##### RECORDS TO PROCESS

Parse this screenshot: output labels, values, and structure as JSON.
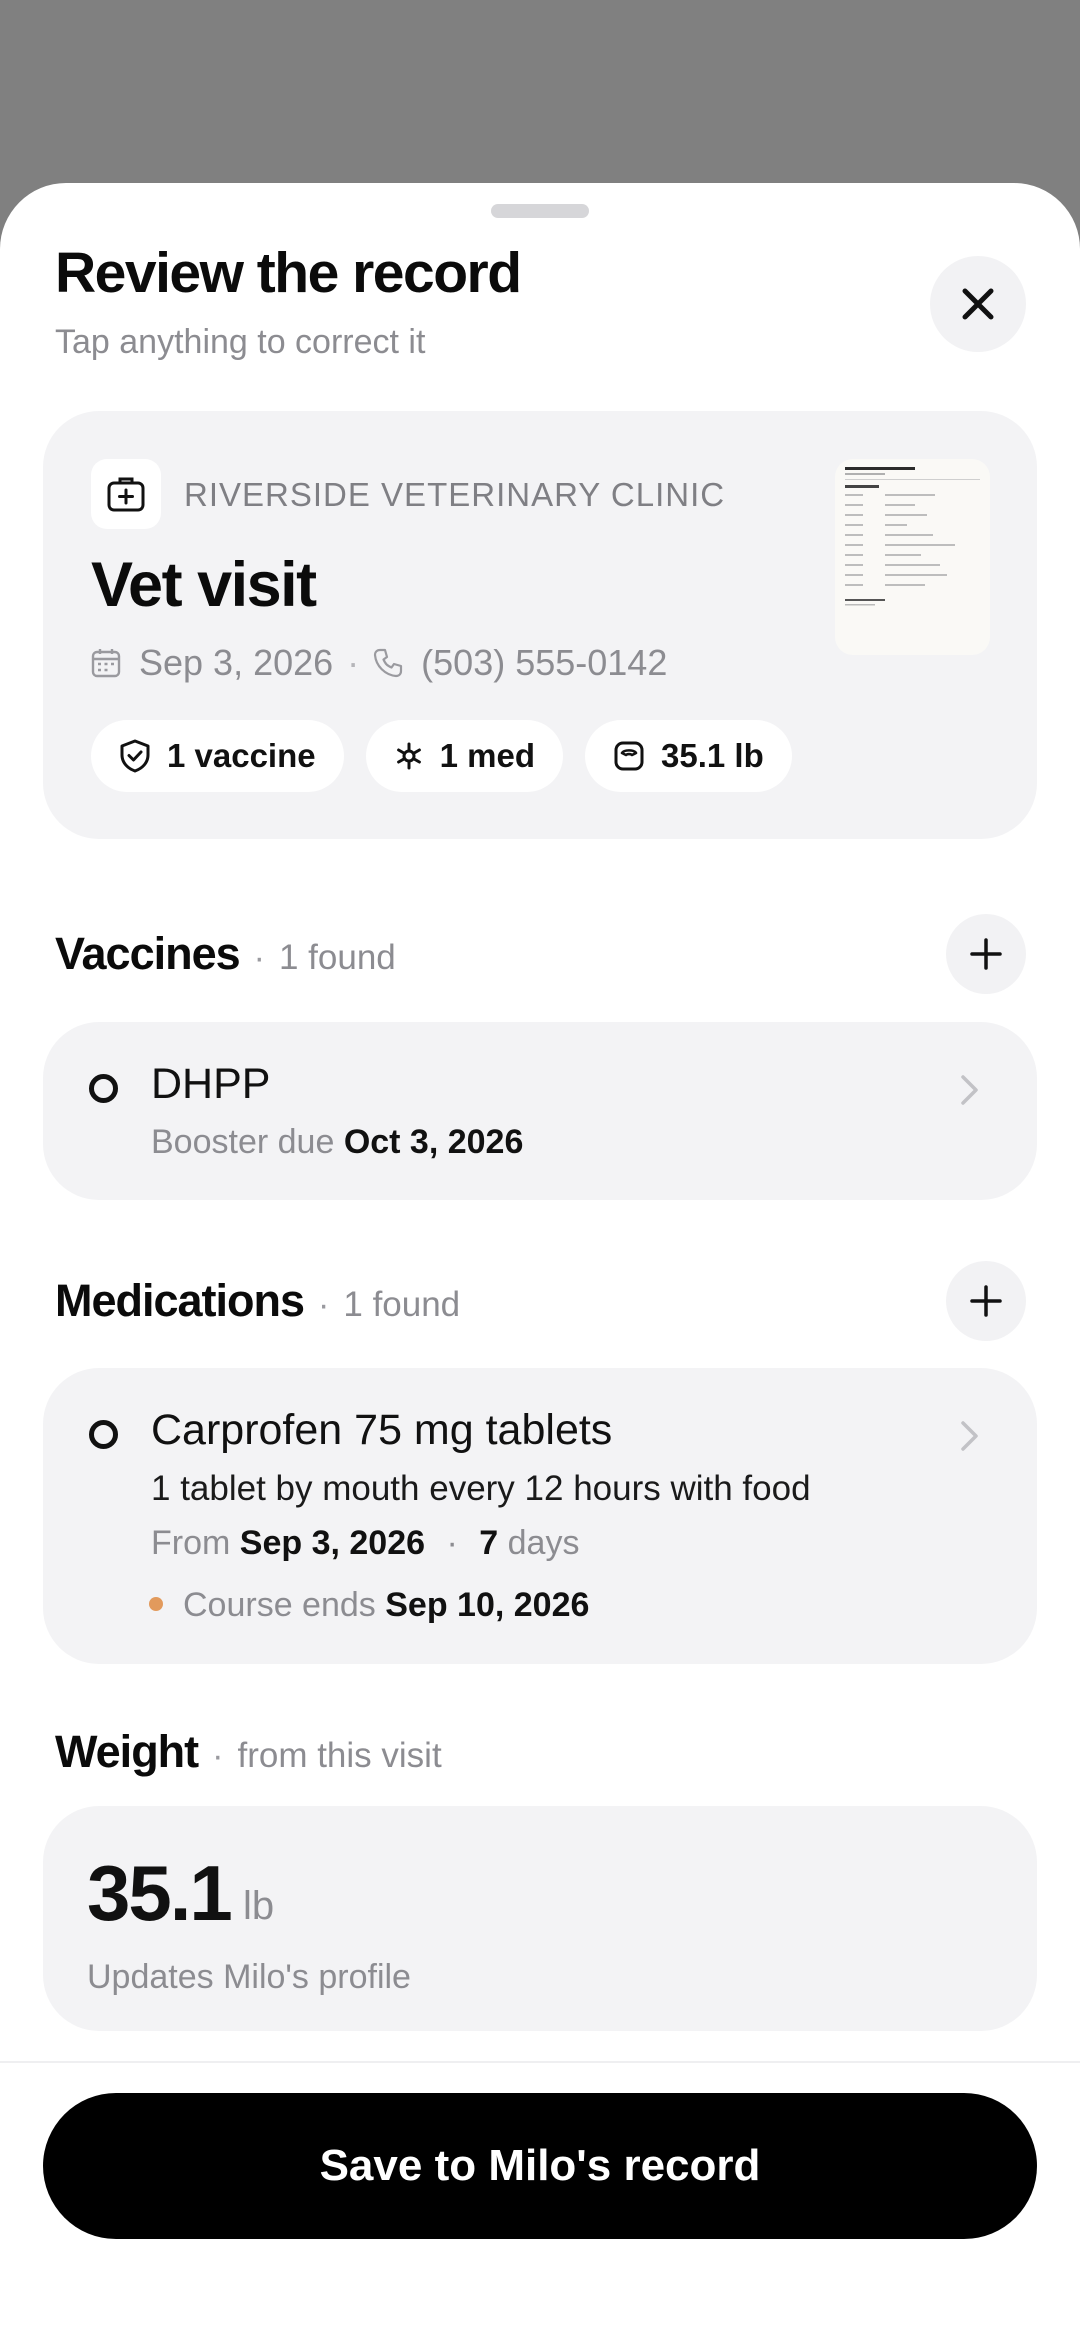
{
  "header": {
    "title": "Review the record",
    "subtitle": "Tap anything to correct it"
  },
  "summary": {
    "clinic": "RIVERSIDE VETERINARY CLINIC",
    "visit_title": "Vet visit",
    "date": "Sep 3, 2026",
    "separator": "·",
    "phone": "(503) 555-0142",
    "chips": [
      {
        "icon": "shield-check-icon",
        "label": "1 vaccine"
      },
      {
        "icon": "pill-icon",
        "label": "1 med"
      },
      {
        "icon": "scale-icon",
        "label": "35.1 lb"
      }
    ]
  },
  "vaccines": {
    "title": "Vaccines",
    "dot": "·",
    "count": "1 found",
    "items": [
      {
        "name": "DHPP",
        "due_label": "Booster due",
        "due_date": "Oct 3, 2026"
      }
    ]
  },
  "medications": {
    "title": "Medications",
    "dot": "·",
    "count": "1 found",
    "items": [
      {
        "name": "Carprofen 75 mg tablets",
        "dosage": "1 tablet by mouth every 12 hours with food",
        "from_label": "From",
        "from_date": "Sep 3, 2026",
        "dot": "·",
        "duration_num": "7",
        "duration_unit": "days",
        "ends_label": "Course ends",
        "ends_date": "Sep 10, 2026",
        "ends_dot_color": "#e29a5c"
      }
    ]
  },
  "weight": {
    "title": "Weight",
    "dot": "·",
    "source": "from this visit",
    "value": "35.1",
    "unit": "lb",
    "note": "Updates Milo's profile"
  },
  "footer": {
    "save_label": "Save to Milo's record"
  },
  "colors": {
    "backdrop": "#808080",
    "card": "#f3f3f5",
    "accent_dot": "#e29a5c",
    "primary_button": "#000000"
  }
}
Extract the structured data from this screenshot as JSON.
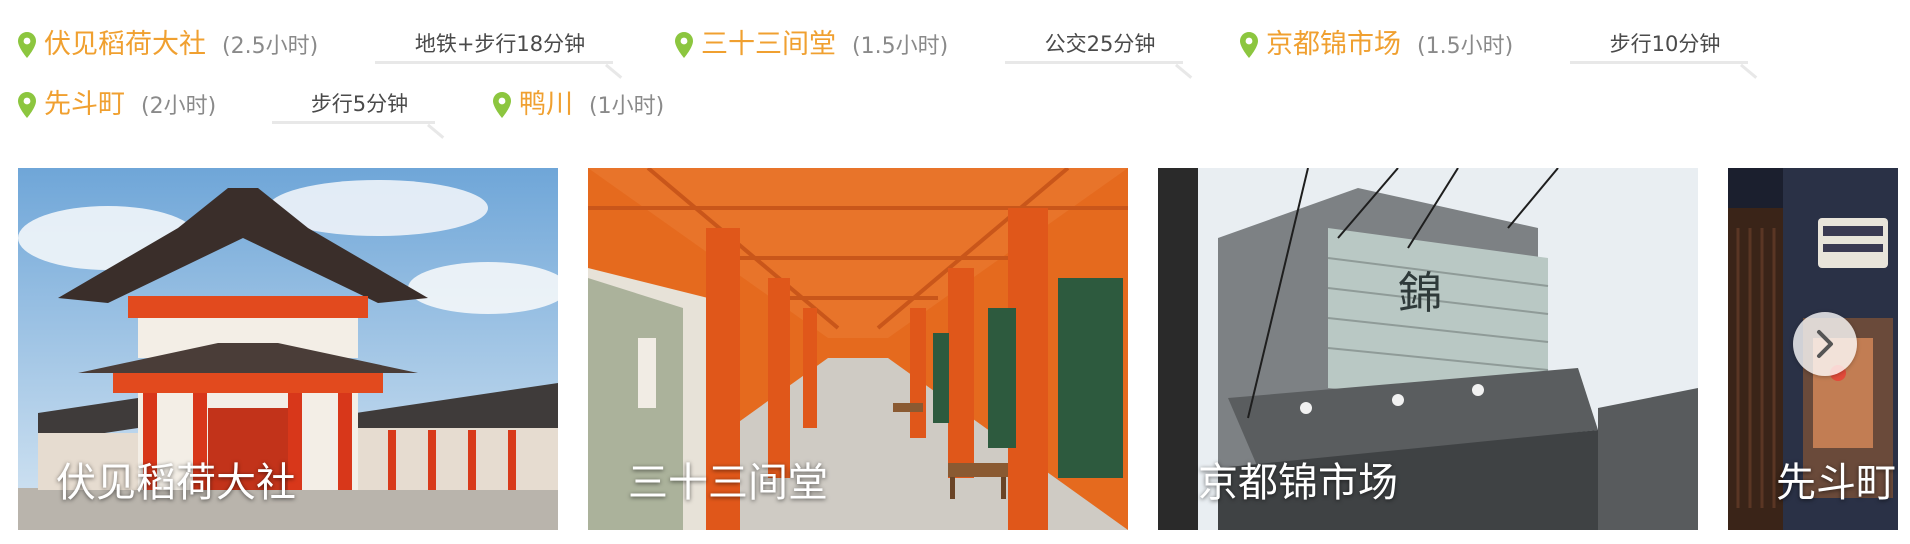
{
  "route": {
    "stops": [
      {
        "name": "伏见稻荷大社",
        "duration": "(2.5小时)"
      },
      {
        "name": "三十三间堂",
        "duration": "(1.5小时)"
      },
      {
        "name": "京都锦市场",
        "duration": "(1.5小时)"
      },
      {
        "name": "先斗町",
        "duration": "(2小时)"
      },
      {
        "name": "鸭川",
        "duration": "(1小时)"
      }
    ],
    "transits": [
      {
        "label": "地铁+步行18分钟"
      },
      {
        "label": "公交25分钟"
      },
      {
        "label": "步行10分钟"
      },
      {
        "label": "步行5分钟"
      }
    ]
  },
  "cards": [
    {
      "title": "伏见稻荷大社"
    },
    {
      "title": "三十三间堂"
    },
    {
      "title": "京都锦市场"
    },
    {
      "title": "先斗町"
    }
  ],
  "icons": {
    "stop": "location-pin-icon",
    "next": "chevron-right-icon"
  },
  "colors": {
    "accent": "#f0a030",
    "pin": "#8cc63f",
    "muted": "#8a8a8a"
  }
}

##########

--- SHORT TASK ---
Take the line that contains "Extract the structured" and every line after it to the end of the records above; quote them exactly, leaving out the pictures.

--- ANSWER FOR THIS EXERCISE ---
Extract the structured data from this screenshot as JSON.
{
  "route": {
    "stops": [
      {
        "name": "伏见稻荷大社",
        "duration": "(2.5小时)"
      },
      {
        "name": "三十三间堂",
        "duration": "(1.5小时)"
      },
      {
        "name": "京都锦市场",
        "duration": "(1.5小时)"
      },
      {
        "name": "先斗町",
        "duration": "(2小时)"
      },
      {
        "name": "鸭川",
        "duration": "(1小时)"
      }
    ],
    "transits": [
      {
        "label": "地铁+步行18分钟"
      },
      {
        "label": "公交25分钟"
      },
      {
        "label": "步行10分钟"
      },
      {
        "label": "步行5分钟"
      }
    ]
  },
  "cards": [
    {
      "title": "伏见稻荷大社"
    },
    {
      "title": "三十三间堂"
    },
    {
      "title": "京都锦市场"
    },
    {
      "title": "先斗町"
    }
  ],
  "icons": {
    "stop": "location-pin-icon",
    "next": "chevron-right-icon"
  },
  "colors": {
    "accent": "#f0a030",
    "pin": "#8cc63f",
    "muted": "#8a8a8a"
  }
}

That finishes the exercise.